■ WHAT TO WORK ON ■
Reproduce all records verbatim.

(Dataset items)
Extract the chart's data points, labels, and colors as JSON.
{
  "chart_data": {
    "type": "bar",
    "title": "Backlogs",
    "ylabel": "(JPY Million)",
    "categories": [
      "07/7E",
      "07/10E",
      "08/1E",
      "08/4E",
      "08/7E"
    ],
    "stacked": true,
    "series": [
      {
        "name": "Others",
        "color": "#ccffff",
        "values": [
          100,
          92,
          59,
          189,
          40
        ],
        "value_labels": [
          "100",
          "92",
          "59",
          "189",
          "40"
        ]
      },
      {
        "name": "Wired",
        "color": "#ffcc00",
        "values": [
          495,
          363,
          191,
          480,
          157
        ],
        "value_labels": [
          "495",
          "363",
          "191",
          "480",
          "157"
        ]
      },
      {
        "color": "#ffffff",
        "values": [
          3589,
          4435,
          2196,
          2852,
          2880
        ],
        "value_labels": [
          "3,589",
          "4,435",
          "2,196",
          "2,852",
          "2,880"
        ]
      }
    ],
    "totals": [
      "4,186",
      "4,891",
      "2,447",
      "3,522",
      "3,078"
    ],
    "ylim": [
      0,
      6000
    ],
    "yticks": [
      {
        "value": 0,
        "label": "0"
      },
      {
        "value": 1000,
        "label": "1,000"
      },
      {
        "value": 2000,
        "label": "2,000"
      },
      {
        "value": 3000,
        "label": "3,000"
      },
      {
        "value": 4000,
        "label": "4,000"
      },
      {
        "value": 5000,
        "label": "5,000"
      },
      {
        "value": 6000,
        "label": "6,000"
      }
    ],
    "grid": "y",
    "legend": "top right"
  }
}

■ COMPLETED TASK ■
Extract the chart's data points, labels, and colors as JSON.
{
  "chart_data": {
    "type": "bar",
    "title": "Backlogs",
    "ylabel": "(JPY Million)",
    "categories": [
      "07/7E",
      "07/10E",
      "08/1E",
      "08/4E",
      "08/7E"
    ],
    "stacked": true,
    "series": [
      {
        "name": "Others",
        "color": "#ccffff",
        "values": [
          100,
          92,
          59,
          189,
          40
        ],
        "value_labels": [
          "100",
          "92",
          "59",
          "189",
          "40"
        ]
      },
      {
        "name": "Wired",
        "color": "#ffcc00",
        "values": [
          495,
          363,
          191,
          480,
          157
        ],
        "value_labels": [
          "495",
          "363",
          "191",
          "480",
          "157"
        ]
      },
      {
        "color": "#ffffff",
        "values": [
          3589,
          4435,
          2196,
          2852,
          2880
        ],
        "value_labels": [
          "3,589",
          "4,435",
          "2,196",
          "2,852",
          "2,880"
        ]
      }
    ],
    "totals": [
      "4,186",
      "4,891",
      "2,447",
      "3,522",
      "3,078"
    ],
    "ylim": [
      0,
      6000
    ],
    "yticks": [
      {
        "value": 0,
        "label": "0"
      },
      {
        "value": 1000,
        "label": "1,000"
      },
      {
        "value": 2000,
        "label": "2,000"
      },
      {
        "value": 3000,
        "label": "3,000"
      },
      {
        "value": 4000,
        "label": "4,000"
      },
      {
        "value": 5000,
        "label": "5,000"
      },
      {
        "value": 6000,
        "label": "6,000"
      }
    ],
    "grid": "y",
    "legend": "top right"
  }
}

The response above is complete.